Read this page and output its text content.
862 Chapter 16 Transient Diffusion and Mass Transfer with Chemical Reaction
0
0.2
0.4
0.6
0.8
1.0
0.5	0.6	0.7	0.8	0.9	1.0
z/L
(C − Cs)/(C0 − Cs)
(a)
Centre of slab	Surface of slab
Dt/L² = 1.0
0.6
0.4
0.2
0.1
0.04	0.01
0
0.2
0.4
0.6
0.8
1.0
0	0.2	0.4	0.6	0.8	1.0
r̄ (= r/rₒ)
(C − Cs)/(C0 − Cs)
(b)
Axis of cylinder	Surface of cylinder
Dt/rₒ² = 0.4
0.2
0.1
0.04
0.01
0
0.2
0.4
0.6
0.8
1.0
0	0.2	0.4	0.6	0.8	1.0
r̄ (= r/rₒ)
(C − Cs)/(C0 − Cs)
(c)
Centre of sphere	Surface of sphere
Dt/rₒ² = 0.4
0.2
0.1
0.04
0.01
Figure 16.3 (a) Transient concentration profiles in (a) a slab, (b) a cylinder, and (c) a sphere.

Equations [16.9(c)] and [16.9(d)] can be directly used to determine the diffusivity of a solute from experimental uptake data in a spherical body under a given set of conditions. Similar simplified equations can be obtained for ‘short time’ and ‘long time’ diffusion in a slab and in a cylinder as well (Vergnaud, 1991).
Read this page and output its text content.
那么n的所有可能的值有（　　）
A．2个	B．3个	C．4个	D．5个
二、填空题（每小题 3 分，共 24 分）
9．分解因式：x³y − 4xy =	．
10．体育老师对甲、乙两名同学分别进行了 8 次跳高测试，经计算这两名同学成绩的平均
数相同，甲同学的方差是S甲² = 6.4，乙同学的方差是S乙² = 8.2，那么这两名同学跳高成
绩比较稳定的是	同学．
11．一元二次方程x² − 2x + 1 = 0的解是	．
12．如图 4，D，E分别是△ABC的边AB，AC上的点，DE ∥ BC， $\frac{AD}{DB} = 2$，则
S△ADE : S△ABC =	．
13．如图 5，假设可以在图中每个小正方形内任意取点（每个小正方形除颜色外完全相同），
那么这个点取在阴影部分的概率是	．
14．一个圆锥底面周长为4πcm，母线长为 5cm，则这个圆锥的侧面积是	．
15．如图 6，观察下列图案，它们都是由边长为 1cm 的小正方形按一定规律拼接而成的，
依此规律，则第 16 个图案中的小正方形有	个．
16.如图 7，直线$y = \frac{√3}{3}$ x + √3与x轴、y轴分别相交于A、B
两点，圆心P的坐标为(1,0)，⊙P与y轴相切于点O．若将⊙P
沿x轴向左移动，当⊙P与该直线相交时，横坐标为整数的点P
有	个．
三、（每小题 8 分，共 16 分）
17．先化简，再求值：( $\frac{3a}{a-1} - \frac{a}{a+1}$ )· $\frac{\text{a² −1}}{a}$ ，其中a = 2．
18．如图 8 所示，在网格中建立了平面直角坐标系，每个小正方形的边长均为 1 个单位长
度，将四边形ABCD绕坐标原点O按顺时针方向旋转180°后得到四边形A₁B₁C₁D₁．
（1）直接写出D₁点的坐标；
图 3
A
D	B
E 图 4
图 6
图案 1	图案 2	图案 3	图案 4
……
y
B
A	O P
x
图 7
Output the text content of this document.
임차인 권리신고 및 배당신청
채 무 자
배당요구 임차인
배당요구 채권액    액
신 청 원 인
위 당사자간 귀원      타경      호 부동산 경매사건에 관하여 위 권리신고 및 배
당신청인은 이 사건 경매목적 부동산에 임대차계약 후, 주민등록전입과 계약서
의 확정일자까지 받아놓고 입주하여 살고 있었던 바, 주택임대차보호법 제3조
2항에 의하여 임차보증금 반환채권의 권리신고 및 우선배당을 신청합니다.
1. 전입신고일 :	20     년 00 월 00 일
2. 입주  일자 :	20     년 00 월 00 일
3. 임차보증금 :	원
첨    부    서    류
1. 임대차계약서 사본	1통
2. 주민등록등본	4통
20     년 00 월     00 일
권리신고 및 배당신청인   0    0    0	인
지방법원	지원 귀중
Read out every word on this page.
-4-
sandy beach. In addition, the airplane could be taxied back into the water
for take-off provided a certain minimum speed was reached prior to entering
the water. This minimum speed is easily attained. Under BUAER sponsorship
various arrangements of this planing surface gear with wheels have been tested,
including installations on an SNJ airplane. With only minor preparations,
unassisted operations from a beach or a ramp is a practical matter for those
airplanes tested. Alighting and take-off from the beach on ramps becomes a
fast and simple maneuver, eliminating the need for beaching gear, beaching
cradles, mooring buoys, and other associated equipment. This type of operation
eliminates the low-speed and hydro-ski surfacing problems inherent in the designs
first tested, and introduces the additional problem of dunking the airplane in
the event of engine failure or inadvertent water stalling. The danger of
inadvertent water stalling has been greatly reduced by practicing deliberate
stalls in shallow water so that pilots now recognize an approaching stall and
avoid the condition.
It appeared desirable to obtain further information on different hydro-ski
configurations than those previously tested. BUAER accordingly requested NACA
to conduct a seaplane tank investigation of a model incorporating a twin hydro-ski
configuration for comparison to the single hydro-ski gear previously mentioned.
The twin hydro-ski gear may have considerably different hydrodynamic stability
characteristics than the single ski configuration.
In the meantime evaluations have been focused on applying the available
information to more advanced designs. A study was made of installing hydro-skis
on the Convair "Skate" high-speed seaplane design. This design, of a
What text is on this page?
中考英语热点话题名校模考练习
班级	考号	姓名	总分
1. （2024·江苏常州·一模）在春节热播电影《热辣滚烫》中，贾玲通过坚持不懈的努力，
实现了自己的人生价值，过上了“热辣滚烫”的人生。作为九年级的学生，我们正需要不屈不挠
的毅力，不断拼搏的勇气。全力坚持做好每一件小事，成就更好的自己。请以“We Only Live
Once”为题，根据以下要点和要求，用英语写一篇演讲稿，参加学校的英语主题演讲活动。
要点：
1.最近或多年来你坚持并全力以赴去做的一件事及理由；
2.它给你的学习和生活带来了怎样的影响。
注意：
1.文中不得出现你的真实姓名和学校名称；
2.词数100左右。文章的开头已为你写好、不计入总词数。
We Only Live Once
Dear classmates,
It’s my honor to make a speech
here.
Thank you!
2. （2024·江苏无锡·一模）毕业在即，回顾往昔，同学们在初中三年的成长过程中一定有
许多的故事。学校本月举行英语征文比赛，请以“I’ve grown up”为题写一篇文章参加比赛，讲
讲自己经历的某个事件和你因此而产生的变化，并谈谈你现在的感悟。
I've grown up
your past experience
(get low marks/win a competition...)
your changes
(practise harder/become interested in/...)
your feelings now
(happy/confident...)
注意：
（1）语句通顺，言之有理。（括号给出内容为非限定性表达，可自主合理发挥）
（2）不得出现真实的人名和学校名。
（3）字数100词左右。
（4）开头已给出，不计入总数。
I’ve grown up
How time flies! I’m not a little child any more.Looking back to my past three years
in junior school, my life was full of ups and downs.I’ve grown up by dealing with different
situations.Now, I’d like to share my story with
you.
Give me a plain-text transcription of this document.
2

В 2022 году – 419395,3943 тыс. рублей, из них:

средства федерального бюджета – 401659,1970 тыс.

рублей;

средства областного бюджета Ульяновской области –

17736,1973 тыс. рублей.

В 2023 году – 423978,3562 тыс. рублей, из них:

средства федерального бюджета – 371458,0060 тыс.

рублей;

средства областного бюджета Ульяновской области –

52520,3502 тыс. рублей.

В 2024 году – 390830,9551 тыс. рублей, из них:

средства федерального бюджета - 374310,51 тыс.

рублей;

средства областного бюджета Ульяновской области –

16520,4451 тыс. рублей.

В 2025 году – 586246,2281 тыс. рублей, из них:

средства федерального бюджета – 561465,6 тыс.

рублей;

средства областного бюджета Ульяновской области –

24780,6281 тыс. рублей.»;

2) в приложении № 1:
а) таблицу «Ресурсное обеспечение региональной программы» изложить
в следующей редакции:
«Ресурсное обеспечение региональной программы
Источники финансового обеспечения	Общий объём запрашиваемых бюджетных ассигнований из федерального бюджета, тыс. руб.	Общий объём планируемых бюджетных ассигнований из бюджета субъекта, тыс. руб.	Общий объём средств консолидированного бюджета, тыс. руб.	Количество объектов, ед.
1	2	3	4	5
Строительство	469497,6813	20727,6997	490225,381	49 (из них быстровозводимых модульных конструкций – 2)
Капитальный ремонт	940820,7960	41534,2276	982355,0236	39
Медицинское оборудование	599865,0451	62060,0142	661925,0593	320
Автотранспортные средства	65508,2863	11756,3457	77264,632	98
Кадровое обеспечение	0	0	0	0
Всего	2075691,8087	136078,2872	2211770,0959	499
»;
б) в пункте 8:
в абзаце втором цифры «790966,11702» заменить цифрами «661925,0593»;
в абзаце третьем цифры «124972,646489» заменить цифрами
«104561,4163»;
☆ ☆ ☆ ☆ ☆ ☆ ☆
Gather from the entries above all lines that include the string "been".

various arrangements of this planing surface gear with wheels have been tested,
inadvertent water stalling has been greatly reduced by practicing deliberate
In the meantime evaluations have been focused on applying the available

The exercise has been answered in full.